EXTRACT TO READ:
Committed with changes. Leaving the bug report open for the same reason it was open before.
*** Bug 631061 has been marked as a duplicate of this bug. ***
The patch allows to use MAP_SHARED. It means that dirty pages will be eventually flushed back to file. But the moment of flushing is not defined. As far as I understand it might happen right after change or at munmap. But sometimes you need to force flushing. What do you think about adding something like g_mapped_file_sync(GmappedFile *) that invokes msync or WinNT equivalent? Or there is a better way to manage cross-platform memory mapped files?
Files must be mapped MAP_SHARED or MAP_PRIVATE. Your statements lead me to believe that you'd rather not use MAP_SHARED, which means you must want to use MAP_PRIVATE. Calling msync() on MAP_PRIVATE does absolutely nothing, for the reason I mentioned in bug 631061. See http://www.opengroup.org/onlinepubs/009695399/functions/msync.html: """ When the msync() function is called on MAP_PRIVATE mappings, any modified data shall not be written to the underlying object and shall not cause such data to be made visible to other processes. """ One thing that can be known, though, is that with any decent OS, using MAP_SHARED results in you sharing the copy of the page with that is in the page cache. This means that all processes mapping the file are using the same physical memory and any changes made will be seen right away and (assuming you make appropriate arrangements) the writes will even be visible in exactly the order they occur.

TASK PROMPT:
Reproduce the entire discussion about memory-mapped files above word for word.

(Stored data entries)
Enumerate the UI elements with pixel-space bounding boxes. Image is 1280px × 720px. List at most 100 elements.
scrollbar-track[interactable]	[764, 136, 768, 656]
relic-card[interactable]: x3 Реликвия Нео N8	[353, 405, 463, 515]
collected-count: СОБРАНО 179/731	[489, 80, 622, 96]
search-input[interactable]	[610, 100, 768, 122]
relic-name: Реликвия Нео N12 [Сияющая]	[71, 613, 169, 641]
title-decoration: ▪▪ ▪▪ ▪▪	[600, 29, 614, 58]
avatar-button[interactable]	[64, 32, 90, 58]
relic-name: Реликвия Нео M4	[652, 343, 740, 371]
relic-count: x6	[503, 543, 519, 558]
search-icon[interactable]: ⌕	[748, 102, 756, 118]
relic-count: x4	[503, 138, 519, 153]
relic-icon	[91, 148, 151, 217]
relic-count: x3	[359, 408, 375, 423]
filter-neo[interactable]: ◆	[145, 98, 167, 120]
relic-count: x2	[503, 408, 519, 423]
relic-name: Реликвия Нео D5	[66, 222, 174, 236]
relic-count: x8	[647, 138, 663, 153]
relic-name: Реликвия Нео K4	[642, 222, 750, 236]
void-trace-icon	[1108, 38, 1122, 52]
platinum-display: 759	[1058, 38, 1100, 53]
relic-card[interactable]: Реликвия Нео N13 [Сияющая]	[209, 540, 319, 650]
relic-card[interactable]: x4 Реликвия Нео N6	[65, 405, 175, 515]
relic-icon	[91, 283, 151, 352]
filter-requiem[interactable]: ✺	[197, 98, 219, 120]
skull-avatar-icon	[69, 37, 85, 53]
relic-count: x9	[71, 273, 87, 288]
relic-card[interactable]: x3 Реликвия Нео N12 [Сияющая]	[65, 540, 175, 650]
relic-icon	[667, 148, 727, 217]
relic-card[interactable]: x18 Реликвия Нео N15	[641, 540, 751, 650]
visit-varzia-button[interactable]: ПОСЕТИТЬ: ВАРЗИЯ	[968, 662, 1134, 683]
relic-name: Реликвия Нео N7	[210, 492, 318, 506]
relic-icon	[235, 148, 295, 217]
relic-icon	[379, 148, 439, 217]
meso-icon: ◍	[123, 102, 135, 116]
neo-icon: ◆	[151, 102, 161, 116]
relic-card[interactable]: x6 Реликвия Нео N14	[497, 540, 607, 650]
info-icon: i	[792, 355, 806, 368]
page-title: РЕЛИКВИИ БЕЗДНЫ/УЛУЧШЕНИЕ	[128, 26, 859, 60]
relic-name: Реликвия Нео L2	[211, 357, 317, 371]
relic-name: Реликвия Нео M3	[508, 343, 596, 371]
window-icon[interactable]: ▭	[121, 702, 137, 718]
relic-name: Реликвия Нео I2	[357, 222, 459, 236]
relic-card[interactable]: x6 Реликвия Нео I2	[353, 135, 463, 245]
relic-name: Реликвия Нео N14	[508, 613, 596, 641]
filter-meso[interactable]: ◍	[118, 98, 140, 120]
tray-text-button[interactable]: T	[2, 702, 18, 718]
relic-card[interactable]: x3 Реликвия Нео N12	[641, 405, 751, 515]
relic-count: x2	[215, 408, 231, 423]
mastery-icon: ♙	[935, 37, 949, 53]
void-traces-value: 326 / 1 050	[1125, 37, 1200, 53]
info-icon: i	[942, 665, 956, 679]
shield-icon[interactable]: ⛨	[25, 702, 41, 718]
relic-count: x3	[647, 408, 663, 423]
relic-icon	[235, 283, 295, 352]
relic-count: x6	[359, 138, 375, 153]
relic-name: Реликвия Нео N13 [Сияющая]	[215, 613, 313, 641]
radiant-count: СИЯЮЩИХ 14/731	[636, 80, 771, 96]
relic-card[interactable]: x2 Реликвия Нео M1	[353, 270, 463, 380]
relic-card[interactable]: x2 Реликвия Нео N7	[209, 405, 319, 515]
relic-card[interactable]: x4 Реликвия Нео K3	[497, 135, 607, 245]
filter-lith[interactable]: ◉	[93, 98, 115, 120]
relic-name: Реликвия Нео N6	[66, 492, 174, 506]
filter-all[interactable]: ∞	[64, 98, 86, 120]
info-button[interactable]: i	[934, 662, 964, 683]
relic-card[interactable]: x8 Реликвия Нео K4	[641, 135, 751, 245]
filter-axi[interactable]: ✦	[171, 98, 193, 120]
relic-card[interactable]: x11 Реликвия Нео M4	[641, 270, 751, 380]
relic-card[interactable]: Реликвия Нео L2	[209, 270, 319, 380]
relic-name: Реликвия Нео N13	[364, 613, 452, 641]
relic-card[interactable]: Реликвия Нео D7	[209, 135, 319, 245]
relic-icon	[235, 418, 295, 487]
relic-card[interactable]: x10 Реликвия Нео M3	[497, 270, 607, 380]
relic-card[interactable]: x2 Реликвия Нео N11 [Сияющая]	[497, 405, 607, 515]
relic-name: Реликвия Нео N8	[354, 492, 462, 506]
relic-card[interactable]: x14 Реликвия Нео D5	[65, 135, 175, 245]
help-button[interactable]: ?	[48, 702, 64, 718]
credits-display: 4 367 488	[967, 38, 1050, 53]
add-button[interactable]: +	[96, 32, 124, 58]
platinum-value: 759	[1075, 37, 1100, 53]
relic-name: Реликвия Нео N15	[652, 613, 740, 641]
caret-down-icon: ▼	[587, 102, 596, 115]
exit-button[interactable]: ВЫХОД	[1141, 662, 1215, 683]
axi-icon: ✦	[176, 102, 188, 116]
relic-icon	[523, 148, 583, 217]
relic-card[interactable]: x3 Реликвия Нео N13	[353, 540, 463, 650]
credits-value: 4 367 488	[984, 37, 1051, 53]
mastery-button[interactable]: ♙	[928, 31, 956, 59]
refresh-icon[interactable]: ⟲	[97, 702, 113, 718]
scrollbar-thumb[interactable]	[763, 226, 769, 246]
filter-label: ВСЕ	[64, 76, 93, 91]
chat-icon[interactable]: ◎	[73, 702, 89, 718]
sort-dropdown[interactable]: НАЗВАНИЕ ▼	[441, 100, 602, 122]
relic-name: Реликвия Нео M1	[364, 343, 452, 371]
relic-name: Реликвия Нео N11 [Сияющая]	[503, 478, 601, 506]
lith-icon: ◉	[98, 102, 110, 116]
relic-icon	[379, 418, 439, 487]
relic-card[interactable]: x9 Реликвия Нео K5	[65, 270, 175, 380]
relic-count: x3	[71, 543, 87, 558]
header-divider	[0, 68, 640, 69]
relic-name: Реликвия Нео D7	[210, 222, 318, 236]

RESULT:
Committed with changes. Leaving the bug report open for the same reason it was open before.
*** Bug 631061 has been marked as a duplicate of this bug. ***
The patch allows to use MAP_SHARED. It means that dirty pages will be eventually flushed back to file. But the moment of flushing is not defined. As far as I understand it might happen right after change or at munmap. But sometimes you need to force flushing. What do you think about adding something like g_mapped_file_sync(GmappedFile *) that invokes msync or WinNT equivalent? Or there is a better way to manage cross-platform memory mapped files?
Files must be mapped MAP_SHARED or MAP_PRIVATE. Your statements lead me to believe that you'd rather not use MAP_SHARED, which means you must want to use MAP_PRIVATE. Calling msync() on MAP_PRIVATE does absolutely nothing, for the reason I mentioned in bug 631061. See http://www.opengroup.org/onlinepubs/009695399/functions/msync.html: """ When the msync() function is called on MAP_PRIVATE mappings, any modified data shall not be written to the underlying object and shall not cause such data to be made visible to other processes. """ One thing that can be known, though, is that with any decent OS, using MAP_SHARED results in you sharing the copy of the page with that is in the page cache. This means that all processes mapping the file are using the same physical memory and any changes made will be seen right away and (assuming you make appropriate arrangements) the writes will even be visible in exactly the order they occur.